● Instruction
Do any lines in the data below contain "云南文山"? If so, copy every one of them.

-- Start Exercise inputs --

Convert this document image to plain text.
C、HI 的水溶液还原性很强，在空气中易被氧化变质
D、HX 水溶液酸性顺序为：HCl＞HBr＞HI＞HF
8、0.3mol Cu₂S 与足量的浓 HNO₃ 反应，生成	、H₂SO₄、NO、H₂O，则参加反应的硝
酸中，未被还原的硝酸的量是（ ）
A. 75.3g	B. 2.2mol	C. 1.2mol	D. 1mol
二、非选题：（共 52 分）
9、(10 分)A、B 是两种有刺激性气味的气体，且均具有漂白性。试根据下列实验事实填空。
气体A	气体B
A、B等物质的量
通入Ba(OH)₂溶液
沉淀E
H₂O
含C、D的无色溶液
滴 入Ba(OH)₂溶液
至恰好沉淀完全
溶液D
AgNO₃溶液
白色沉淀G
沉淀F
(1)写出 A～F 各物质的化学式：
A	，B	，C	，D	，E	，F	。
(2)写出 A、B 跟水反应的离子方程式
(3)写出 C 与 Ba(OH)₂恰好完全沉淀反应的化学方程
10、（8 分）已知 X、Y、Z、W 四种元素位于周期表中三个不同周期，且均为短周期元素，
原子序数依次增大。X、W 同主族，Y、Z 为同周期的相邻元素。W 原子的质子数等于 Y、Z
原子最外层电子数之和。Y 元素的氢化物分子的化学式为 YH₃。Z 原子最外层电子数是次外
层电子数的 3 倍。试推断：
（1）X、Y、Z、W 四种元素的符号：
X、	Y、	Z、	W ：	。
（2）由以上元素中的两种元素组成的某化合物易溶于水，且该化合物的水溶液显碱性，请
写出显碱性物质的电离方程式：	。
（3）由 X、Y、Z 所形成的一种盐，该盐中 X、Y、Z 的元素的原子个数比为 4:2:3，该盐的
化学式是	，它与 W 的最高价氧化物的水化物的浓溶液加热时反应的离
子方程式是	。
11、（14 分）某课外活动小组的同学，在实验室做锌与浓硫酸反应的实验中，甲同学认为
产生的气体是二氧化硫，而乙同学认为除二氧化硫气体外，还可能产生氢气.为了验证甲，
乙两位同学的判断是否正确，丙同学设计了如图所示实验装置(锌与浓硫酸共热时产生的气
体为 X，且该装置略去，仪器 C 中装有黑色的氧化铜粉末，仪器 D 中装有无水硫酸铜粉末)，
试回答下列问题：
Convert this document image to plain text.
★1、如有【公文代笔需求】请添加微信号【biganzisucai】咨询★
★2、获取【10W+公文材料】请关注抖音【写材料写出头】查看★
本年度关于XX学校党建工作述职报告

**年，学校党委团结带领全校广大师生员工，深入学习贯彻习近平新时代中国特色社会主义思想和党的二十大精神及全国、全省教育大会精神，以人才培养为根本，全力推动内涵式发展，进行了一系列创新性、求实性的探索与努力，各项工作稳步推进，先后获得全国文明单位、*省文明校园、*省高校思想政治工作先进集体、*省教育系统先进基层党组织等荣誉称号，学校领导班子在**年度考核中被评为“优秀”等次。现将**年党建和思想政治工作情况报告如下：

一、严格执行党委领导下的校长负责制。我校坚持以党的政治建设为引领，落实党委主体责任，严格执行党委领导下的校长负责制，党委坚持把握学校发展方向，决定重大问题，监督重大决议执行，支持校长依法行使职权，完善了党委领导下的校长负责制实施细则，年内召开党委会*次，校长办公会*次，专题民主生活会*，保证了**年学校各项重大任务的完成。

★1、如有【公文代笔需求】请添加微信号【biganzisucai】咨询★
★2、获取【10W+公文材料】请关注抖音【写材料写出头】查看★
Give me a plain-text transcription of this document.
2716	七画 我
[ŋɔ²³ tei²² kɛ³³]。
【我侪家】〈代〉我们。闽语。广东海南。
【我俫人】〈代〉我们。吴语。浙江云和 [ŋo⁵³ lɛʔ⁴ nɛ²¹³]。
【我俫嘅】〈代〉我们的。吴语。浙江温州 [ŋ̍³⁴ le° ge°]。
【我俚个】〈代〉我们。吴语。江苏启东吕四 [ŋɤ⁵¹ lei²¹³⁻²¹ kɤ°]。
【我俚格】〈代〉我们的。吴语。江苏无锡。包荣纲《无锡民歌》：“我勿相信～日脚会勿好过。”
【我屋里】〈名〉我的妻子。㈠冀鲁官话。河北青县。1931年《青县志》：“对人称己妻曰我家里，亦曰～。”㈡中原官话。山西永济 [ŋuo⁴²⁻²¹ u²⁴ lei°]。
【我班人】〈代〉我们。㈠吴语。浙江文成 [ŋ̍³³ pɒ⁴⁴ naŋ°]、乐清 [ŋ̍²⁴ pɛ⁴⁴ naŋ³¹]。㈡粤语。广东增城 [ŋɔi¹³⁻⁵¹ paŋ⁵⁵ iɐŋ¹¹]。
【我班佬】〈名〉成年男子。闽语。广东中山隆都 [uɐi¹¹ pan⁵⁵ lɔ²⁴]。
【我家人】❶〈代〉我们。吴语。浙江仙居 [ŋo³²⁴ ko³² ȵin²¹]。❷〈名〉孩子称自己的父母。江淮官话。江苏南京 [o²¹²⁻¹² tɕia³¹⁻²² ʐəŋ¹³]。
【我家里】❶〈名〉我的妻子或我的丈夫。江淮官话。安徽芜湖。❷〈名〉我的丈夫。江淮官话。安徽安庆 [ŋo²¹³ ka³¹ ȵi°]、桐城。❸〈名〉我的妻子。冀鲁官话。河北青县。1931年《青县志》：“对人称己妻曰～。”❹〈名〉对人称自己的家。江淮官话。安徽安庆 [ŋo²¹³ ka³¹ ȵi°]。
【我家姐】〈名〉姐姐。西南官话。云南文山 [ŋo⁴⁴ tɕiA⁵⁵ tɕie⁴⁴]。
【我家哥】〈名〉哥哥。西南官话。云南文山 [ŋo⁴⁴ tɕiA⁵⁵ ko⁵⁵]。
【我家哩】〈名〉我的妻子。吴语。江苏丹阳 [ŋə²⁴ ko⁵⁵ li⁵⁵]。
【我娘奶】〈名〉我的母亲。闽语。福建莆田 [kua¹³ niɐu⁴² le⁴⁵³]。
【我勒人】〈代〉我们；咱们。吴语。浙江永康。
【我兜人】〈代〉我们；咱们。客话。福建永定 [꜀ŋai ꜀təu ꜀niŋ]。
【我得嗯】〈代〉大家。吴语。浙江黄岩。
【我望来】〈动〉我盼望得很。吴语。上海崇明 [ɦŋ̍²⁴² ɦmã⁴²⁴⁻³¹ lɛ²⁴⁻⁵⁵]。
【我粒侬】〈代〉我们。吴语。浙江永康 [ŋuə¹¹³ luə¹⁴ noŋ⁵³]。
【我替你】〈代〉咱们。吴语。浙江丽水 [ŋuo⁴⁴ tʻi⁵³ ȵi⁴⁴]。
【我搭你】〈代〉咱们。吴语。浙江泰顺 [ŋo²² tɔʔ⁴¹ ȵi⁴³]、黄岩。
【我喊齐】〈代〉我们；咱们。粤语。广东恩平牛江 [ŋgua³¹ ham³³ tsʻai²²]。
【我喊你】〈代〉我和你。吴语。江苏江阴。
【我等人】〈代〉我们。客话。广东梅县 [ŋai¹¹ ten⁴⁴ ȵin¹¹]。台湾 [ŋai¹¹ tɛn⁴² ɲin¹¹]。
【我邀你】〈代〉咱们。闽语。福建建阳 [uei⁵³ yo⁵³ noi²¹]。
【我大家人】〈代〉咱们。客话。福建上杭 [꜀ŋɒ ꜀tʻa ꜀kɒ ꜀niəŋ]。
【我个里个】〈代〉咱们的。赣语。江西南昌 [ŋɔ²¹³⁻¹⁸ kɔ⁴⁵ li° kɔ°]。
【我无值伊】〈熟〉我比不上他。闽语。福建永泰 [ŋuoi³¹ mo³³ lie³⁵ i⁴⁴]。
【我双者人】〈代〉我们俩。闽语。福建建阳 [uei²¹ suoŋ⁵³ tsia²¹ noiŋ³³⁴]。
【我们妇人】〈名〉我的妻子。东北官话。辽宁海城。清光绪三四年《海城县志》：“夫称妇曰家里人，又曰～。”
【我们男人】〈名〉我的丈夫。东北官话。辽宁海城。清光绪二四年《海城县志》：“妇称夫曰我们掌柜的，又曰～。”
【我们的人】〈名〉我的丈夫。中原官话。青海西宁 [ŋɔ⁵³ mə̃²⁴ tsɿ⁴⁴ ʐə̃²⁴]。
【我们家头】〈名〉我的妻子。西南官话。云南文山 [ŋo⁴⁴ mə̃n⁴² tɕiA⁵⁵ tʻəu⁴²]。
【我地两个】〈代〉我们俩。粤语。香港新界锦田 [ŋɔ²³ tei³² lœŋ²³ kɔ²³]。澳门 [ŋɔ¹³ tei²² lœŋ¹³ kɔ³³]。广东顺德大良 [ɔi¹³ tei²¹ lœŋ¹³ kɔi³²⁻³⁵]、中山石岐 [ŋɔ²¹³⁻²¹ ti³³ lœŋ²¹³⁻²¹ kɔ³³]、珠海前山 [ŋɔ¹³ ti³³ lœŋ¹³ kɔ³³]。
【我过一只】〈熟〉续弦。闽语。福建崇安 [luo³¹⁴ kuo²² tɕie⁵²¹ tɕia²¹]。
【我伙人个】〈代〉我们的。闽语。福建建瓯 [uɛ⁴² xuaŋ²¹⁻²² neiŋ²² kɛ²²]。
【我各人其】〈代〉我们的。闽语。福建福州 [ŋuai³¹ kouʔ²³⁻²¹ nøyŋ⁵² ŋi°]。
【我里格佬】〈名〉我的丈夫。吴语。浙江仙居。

-- End Exercise inputs --

● Answer to the exercise
【我家姐】〈名〉姐姐。西南官话。云南文山 [ŋo⁴⁴ tɕiA⁵⁵ tɕie⁴⁴]。
【我家哥】〈名〉哥哥。西南官话。云南文山 [ŋo⁴⁴ tɕiA⁵⁵ ko⁵⁵]。
【我们家头】〈名〉我的妻子。西南官话。云南文山 [ŋo⁴⁴ mə̃n⁴² tɕiA⁵⁵ tʻəu⁴²]。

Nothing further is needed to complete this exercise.